Your task is to count the lines of the entries below that include the word "diambil" and to give only the resulting number.

--- RECORDED DATA ---

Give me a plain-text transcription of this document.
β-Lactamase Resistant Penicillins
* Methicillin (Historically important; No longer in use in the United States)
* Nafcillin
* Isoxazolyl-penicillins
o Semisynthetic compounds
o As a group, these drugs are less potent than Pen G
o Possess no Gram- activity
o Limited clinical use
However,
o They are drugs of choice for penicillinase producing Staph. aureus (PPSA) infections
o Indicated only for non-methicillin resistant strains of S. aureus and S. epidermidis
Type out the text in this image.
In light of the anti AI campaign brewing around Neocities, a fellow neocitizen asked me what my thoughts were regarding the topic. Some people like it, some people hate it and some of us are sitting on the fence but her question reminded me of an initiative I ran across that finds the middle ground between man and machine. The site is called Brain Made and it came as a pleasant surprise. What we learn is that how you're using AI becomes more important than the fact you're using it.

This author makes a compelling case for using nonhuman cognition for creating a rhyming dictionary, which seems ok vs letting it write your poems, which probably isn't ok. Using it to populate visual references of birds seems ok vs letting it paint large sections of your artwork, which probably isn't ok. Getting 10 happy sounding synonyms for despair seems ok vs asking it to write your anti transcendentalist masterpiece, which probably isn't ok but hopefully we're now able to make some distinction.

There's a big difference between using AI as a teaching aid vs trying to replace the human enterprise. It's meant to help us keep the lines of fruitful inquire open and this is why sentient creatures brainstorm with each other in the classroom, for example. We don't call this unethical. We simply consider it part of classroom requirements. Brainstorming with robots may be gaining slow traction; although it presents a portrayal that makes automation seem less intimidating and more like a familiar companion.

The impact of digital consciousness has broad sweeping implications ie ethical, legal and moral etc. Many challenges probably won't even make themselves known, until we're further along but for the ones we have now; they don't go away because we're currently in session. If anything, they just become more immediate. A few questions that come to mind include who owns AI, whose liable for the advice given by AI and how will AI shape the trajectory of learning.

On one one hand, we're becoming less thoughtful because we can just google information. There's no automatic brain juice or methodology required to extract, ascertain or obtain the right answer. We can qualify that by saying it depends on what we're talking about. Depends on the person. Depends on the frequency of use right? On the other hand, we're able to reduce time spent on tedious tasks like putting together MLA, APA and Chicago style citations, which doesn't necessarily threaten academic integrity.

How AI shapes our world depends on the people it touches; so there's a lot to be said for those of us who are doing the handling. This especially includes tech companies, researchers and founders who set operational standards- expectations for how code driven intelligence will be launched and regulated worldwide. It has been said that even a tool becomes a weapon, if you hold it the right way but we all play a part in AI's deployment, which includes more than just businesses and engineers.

---
--- RECORDED DATA ---

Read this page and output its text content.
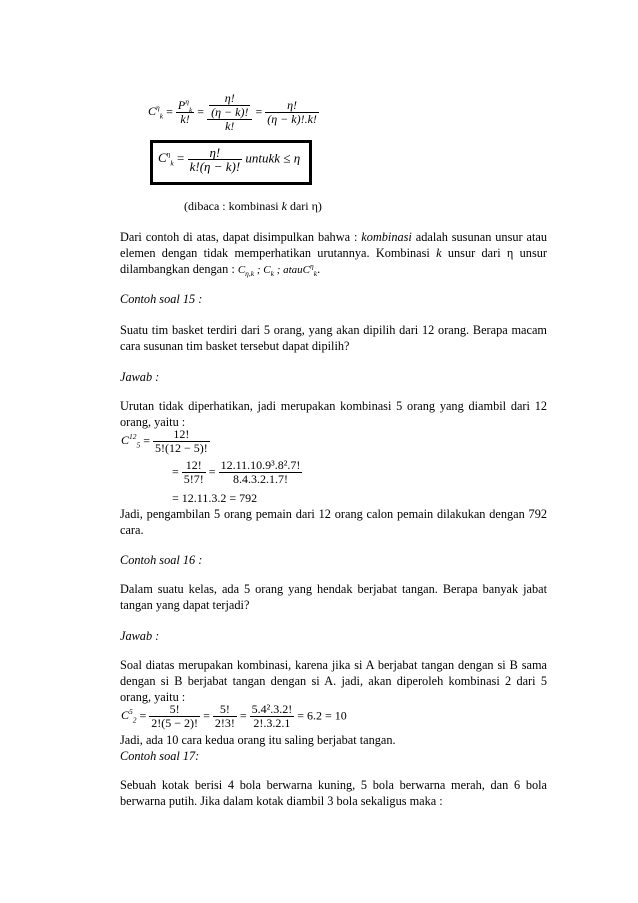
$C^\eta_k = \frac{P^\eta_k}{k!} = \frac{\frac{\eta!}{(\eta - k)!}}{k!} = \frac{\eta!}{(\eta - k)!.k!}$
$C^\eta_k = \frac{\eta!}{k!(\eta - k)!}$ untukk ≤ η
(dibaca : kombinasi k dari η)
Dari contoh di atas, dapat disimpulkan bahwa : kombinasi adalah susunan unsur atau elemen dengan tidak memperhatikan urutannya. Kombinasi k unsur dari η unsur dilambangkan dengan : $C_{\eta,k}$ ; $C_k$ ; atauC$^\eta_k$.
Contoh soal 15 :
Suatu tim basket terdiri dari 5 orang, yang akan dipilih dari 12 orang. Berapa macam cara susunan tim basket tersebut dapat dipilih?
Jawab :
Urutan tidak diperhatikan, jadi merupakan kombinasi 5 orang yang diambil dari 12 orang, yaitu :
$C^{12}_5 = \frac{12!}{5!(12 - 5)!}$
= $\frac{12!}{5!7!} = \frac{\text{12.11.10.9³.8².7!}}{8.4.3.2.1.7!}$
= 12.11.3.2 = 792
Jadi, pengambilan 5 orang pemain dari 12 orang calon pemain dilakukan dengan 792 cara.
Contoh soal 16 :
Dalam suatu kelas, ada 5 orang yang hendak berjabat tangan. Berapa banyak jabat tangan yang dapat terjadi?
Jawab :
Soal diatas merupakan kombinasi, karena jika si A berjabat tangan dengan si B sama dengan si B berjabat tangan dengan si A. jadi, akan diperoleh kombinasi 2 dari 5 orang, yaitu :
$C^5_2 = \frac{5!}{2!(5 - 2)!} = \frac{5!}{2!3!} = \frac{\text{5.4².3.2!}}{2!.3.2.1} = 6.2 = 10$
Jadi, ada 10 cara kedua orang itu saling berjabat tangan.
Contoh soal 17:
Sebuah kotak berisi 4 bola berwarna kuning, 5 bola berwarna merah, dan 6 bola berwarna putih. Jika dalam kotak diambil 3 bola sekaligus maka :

---

• THE COMPLETED TASK
2